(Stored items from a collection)
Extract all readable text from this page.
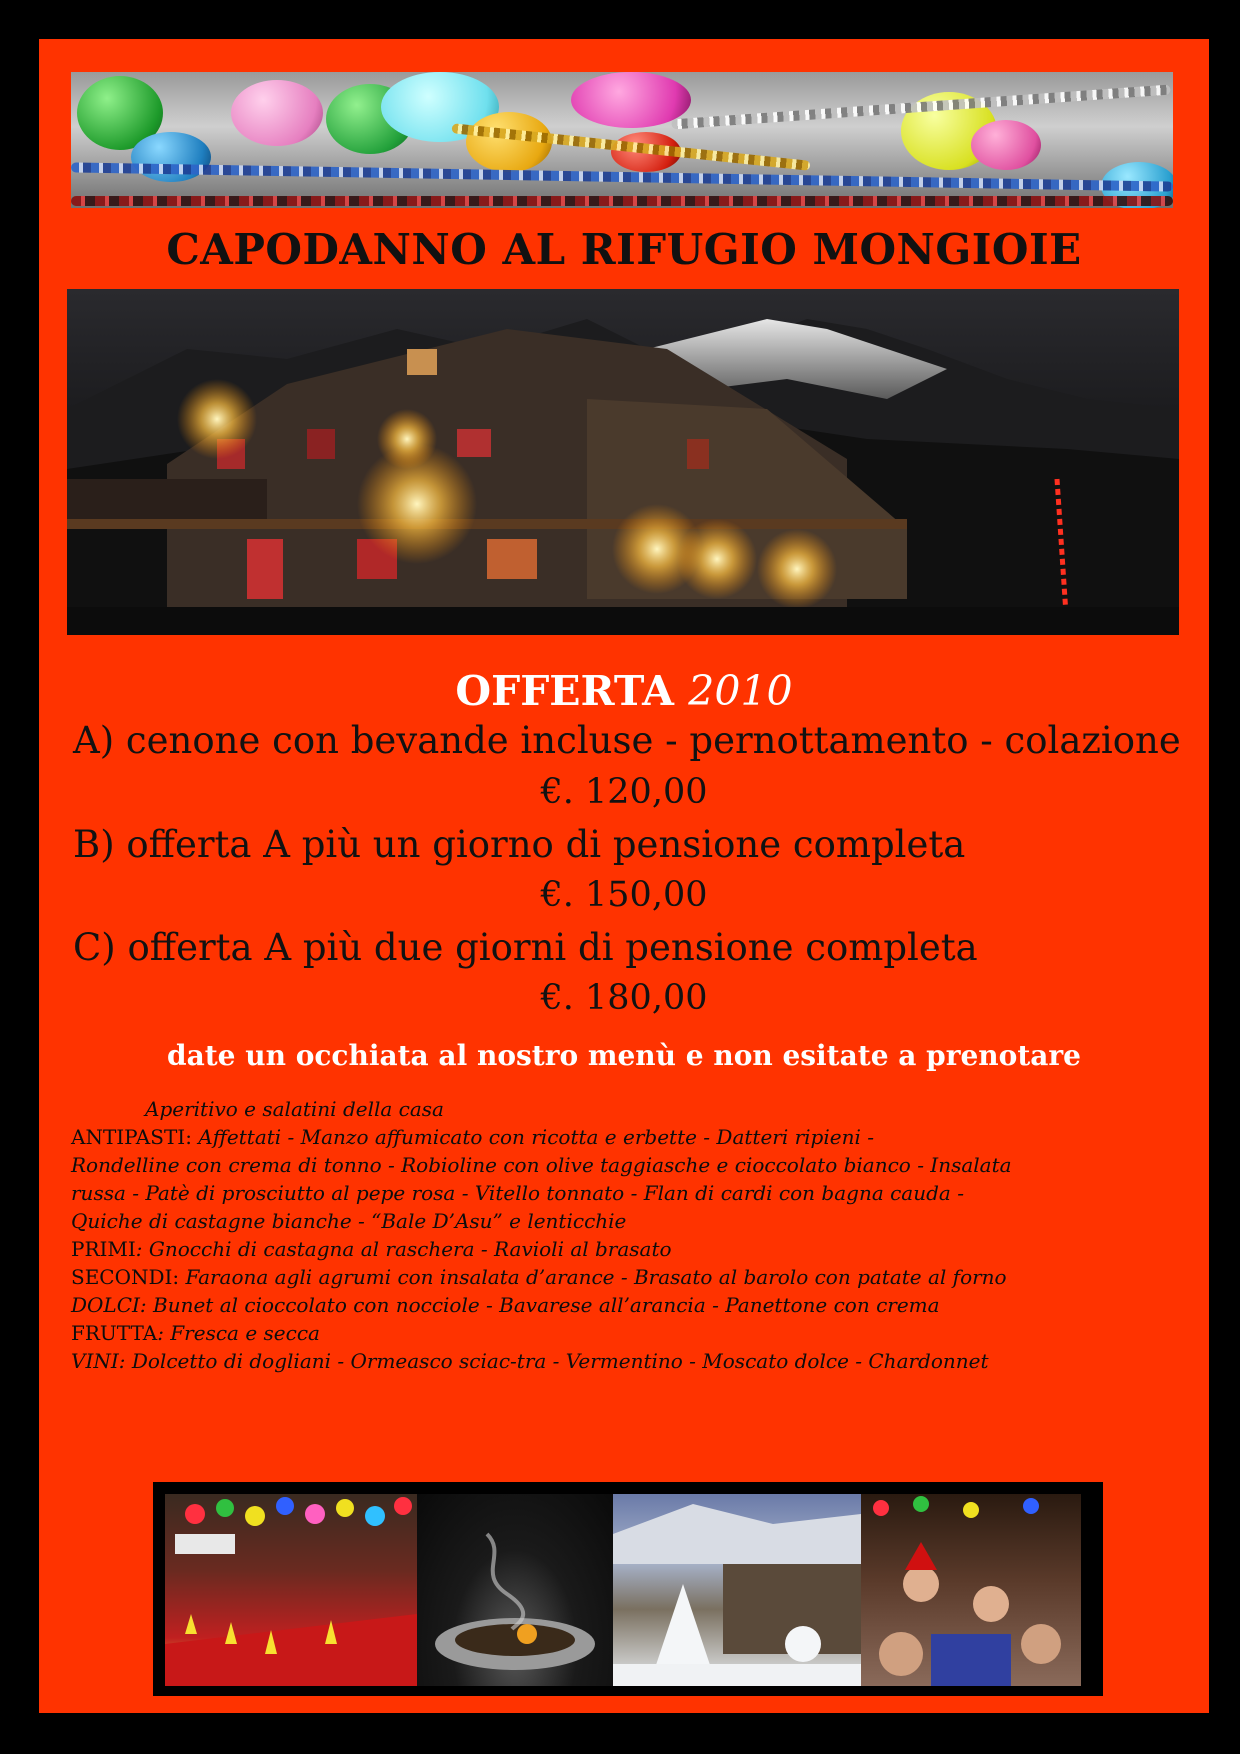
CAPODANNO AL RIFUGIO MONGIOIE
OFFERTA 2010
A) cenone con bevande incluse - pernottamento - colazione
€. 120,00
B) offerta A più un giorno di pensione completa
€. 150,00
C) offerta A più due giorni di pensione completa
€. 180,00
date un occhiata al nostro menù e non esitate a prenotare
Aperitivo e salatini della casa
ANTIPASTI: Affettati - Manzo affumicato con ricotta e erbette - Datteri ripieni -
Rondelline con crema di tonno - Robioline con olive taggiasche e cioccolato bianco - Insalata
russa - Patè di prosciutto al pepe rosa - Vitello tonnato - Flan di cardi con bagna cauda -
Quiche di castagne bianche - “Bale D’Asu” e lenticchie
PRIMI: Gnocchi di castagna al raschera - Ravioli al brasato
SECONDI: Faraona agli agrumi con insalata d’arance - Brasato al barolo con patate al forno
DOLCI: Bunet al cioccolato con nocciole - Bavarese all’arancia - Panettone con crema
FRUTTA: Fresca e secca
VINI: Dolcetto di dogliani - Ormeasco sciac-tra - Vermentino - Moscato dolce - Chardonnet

### To be done:
Do not include images; quote all of the entries above exactly.

### Task response:
Extract all readable text from this page.
CAPODANNO AL RIFUGIO MONGIOIE
OFFERTA 2010
A) cenone con bevande incluse - pernottamento - colazione
€. 120,00
B) offerta A più un giorno di pensione completa
€. 150,00
C) offerta A più due giorni di pensione completa
€. 180,00
date un occhiata al nostro menù e non esitate a prenotare
Aperitivo e salatini della casa
ANTIPASTI: Affettati - Manzo affumicato con ricotta e erbette - Datteri ripieni -
Rondelline con crema di tonno - Robioline con olive taggiasche e cioccolato bianco - Insalata
russa - Patè di prosciutto al pepe rosa - Vitello tonnato - Flan di cardi con bagna cauda -
Quiche di castagne bianche - “Bale D’Asu” e lenticchie
PRIMI: Gnocchi di castagna al raschera - Ravioli al brasato
SECONDI: Faraona agli agrumi con insalata d’arance - Brasato al barolo con patate al forno
DOLCI: Bunet al cioccolato con nocciole - Bavarese all’arancia - Panettone con crema
FRUTTA: Fresca e secca
VINI: Dolcetto di dogliani - Ormeasco sciac-tra - Vermentino - Moscato dolce - Chardonnet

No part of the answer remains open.